» Ejercicios propuestos:
1. En el texto sobre el mundo emocional, ¿qué nombre recibe la alternativa de atravesar el trauma y salir fortalecido?
2. Prosigue el texto sobre el mundo emocional a partir de su última oración.

» Fragmento de lectura:
....................
Desde tiempos remotos el mundo emocional ha sido siempre una preocupación para los especialistas de las ciencias humanas. Cualquiera sabe, y desea fervientemente, sentirse bien, evitar el dolor y promover acciones congruentes con lo que sentimos
El estado de ánimo es el aspecto emocional de la personalidad, por lo tanto podemos reconocer que es nuestra forma de sentir; nos pertenece y hasta es posible describirnos según los modos afectivos que nos identifican: “Soy optimista/ soy pesimista”.
Los afectos son los sucesivos estados emocionales que van tiñendo nuestra vida de acuerdo a las circunstancias que vivimos, ejemplo: amor, alegría, tristeza, por nombrar algunos.

Por supuesto que de todas estas manifestaciones afectivo-emocionales, la alegría, la expansión, las ganas de vivir, el optimismo, son las más deseadas y quisiéramos que se queden por nosotros por mucho tiempo. Sin embargo todos sabemos que la vida humana debe pasar por circunstancias dolorosas, críticas, algunas más que otras, que nos provocan dolor.
En el mejor de los casos, el atravesar situaciones conflictivas, debiera activar estrategias de afrontamiento positivas, que nos permitan atravesar el trauma y salir fortalecidos. Esta feliz alternativa está considerada como una de las más saludables de la especie humana y recibe el nombre de resiliencia.
El sujeto resiliente se mostrará optimista, agradecido con la vida, pondrá límites cuando considere necesario y estará abierto a la experiencia con la finalidad de enriquecerse y aprender. Será curioso, emprendedor, cauteloso y audaz, abierto a las relaciones interpersonales sin perderse en ellas; usará la percepción para ampliar su visión del mundo, el pensamiento para aprehenderlo en su magnificencia; no se dejará encorsetar por reglas arbitrarias y luchará desde su filosofía de vida por una vida más justa, en concordancia con el respeto al ser humano o a la naturaleza en general.

Reflexionar sobre lo que nos pasa en nuestro mundo emocional no es una tarea acostumbrada, más bien diría que si no existen motivos puntuales, se desestima o se posterga para otra ocasión. El vértigo de la vida moderna reduce la percepción de las cosas a la mera utilidad, de esta manera también se restringen los sentimientos, el pensamiento se ciñe a la supervivencia y la vida interpersonal se empobrece.
....................
» Datos proporcionados:
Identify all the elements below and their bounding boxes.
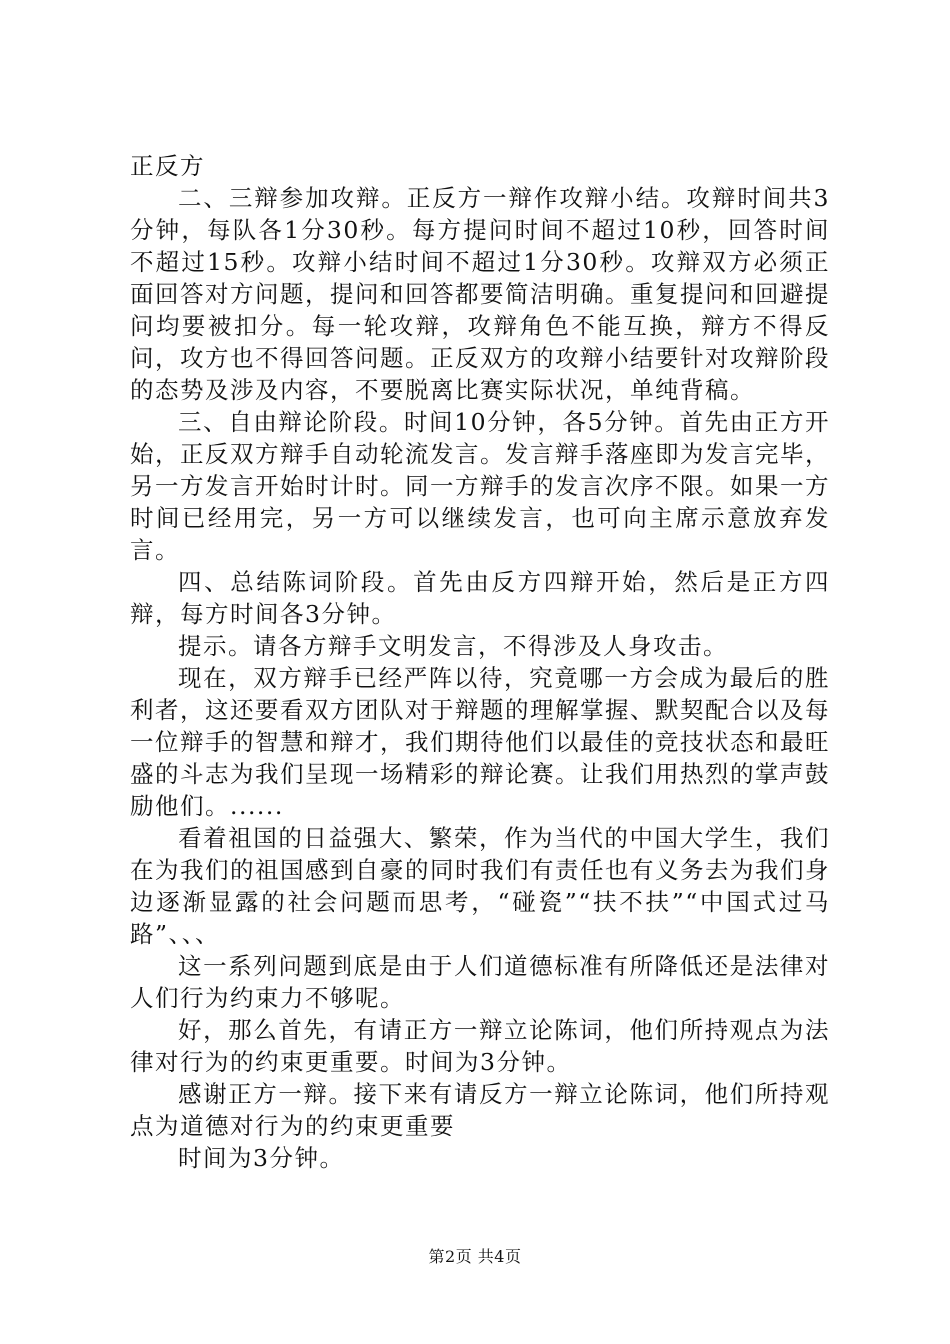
....................
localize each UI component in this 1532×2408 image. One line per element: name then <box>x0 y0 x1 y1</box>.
....................
» Respuestas esperadas:
1. Recibe el nombre de resiliencia.

2.
Siempre que un año se cierra se nos presenta la triple-y a veces ardua tarea- de hacer un balance del año que se aleja, evaluar el presente, y planear el porvenir. Demasiadas cosas para tan pocos días. Sobre todo cuando uno desea relajarse, descansar, dejar las preocupaciones para otra ocasión. Sin embargo, los días de vacaciones son una buena oportunidad para abrir la percepción a todo aquello que pasamos por alto a lo largo de año: la contemplación de un paisaje, escuchar música, estar con la gente querida por el bello acto del encuentro, incentivar la imaginación con la lectura, entregarnos al sexo sin apuros, probar nuevas formas de comunicación en la pareja, por citar algunos ejemplos.
Todas estas acciones y muchas más, estimulan el mundo emocional. Propongo que antes de sumergirnos en los clásicos “pensamientos automáticos” que guían estos días de cierre de año, nos detengamos a pensar “cómo estamos” con nosotros mismos y con los demás, no para evaluar los objetivos alcanzados, ni reprocharnos por los postergados; sólo para preguntarnos por nuestra humanidad, si estamos siendo congruentes con nuestros deseos más profundos. Es un noble compromiso intentar saber si nuestro mundo emocional se ha enriquecido o, por el contrario, se ha convertido en un subordinado de la vida cotidiana.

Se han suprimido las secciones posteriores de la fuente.